- WHAT THE EXERCISE ASKS -
Your task is to copy each line that has the word "Всего".

- INPUT ROWS -
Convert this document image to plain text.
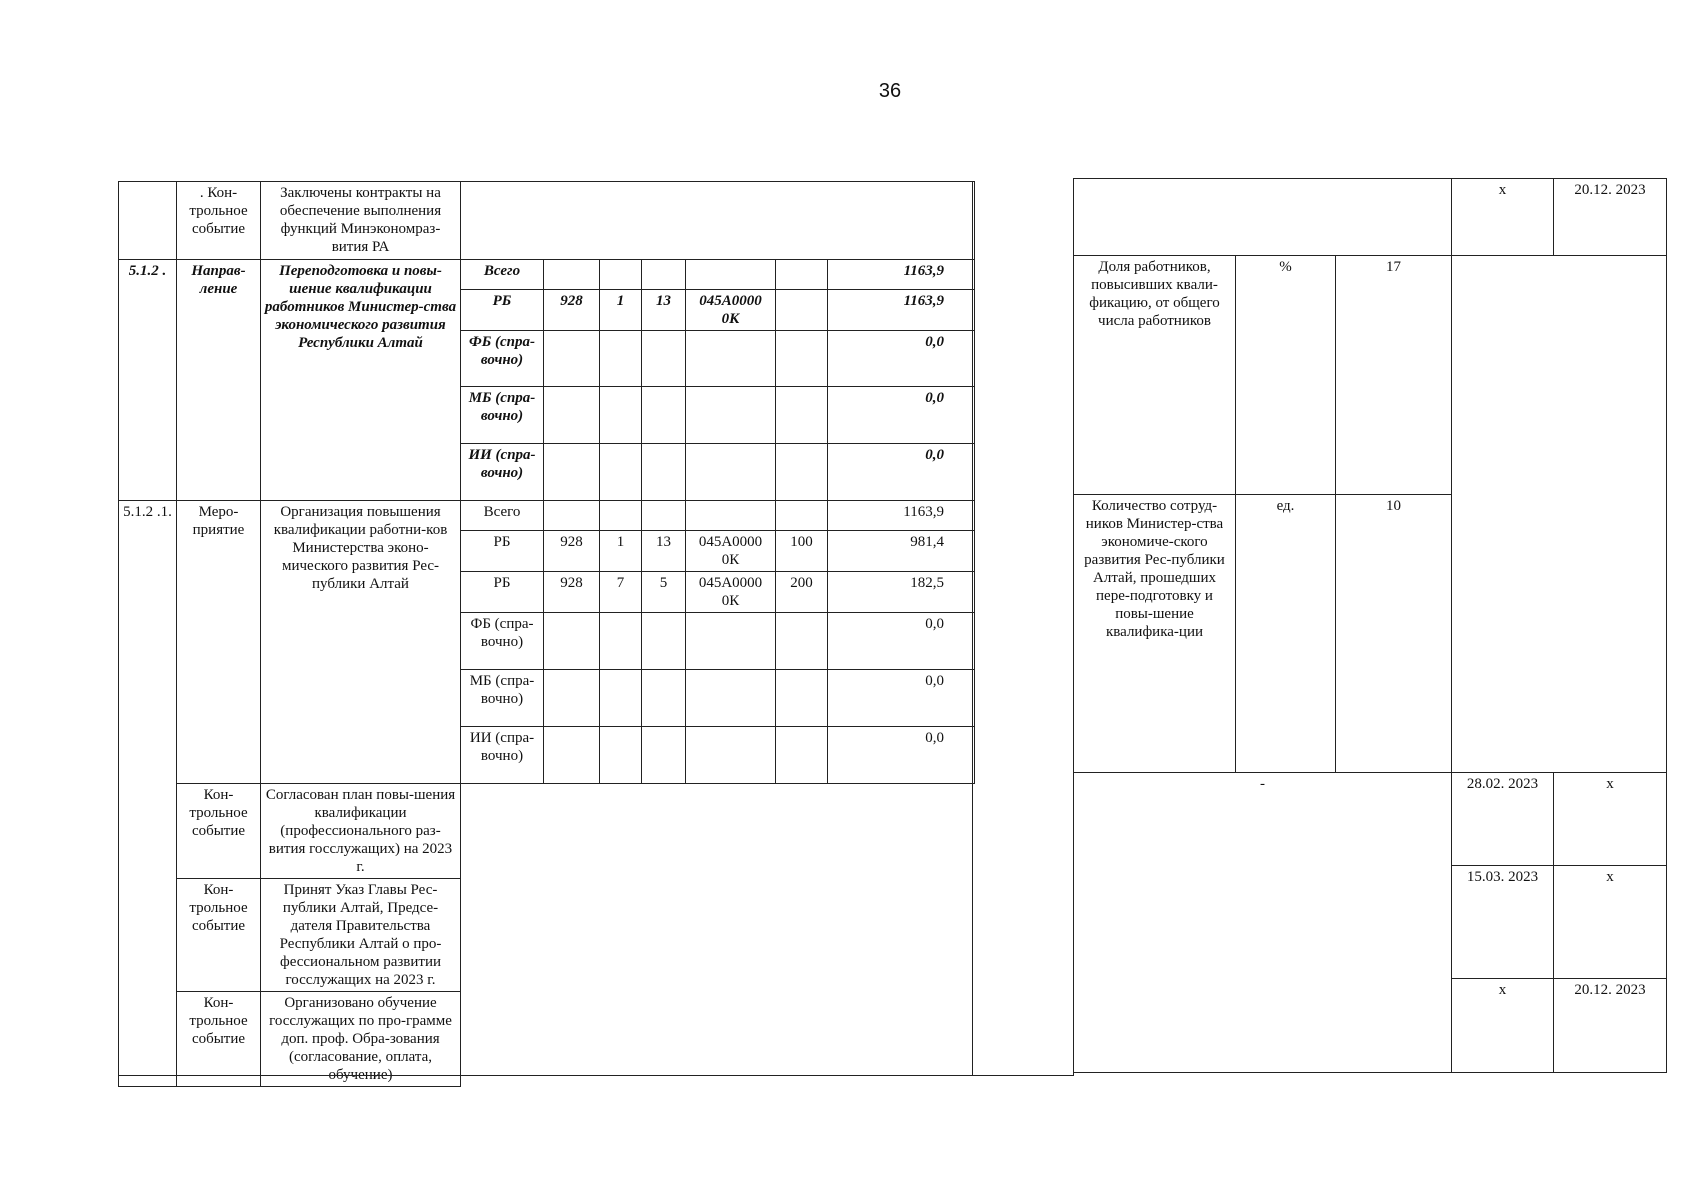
36
	. Кон-трольное событие	Заключены контракты на обеспечение выполнения функций Минэкономраз-вития РА							
5.1.2 .	Направ-ление	Переподготовка и повы-шение квалификации работников Министер-ства экономического развития Республики Алтай	Всего						1163,9
			РБ	928	1	13	045А0000 0К		1163,9
			ФБ (спра-вочно)						0,0
			МБ (спра-вочно)						0,0
			ИИ (спра-вочно)						0,0
5.1.2 .1.	Меро-приятие	Организация повышения квалификации работни-ков Министерства эконо-мического развития Рес-публики Алтай	Всего						1163,9
			РБ	928	1	13	045А0000 0К	100	981,4
			РБ	928	7	5	045А0000 0К	200	182,5
			ФБ (спра-вочно)						0,0
			МБ (спра-вочно)						0,0
			ИИ (спра-вочно)						0,0
	Кон-трольное событие	Согласован план повы-шения квалификации (профессионального раз-вития госслужащих) на 2023 г.							
	Кон-трольное событие	Принят Указ Главы Рес-публики Алтай, Предсе-дателя Правительства Республики Алтай о про-фессиональном развитии госслужащих на 2023 г.							
	Кон-трольное событие	Организовано обучение госслужащих по про-грамме доп. проф. Обра-зования (согласование, оплата, обучение)							
			x	20.12. 2023
Доля работников, повысивших квали-фикацию, от общего числа работников	%	17		
Количество сотруд-ников Министер-ства экономиче-ского развития Рес-публики Алтай, прошедших пере-подготовку и повы-шение квалифика-ции	ед.	10		
-			28.02. 2023	x
			15.03. 2023	x
			x	20.12. 2023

- SOLUTION -
5.1.2 .	Направ-ление	Переподготовка и повы-шение квалификации работников Министер-ства экономического развития Республики Алтай	Всего						1163,9
5.1.2 .1.	Меро-приятие	Организация повышения квалификации работни-ков Министерства эконо-мического развития Рес-публики Алтай	Всего						1163,9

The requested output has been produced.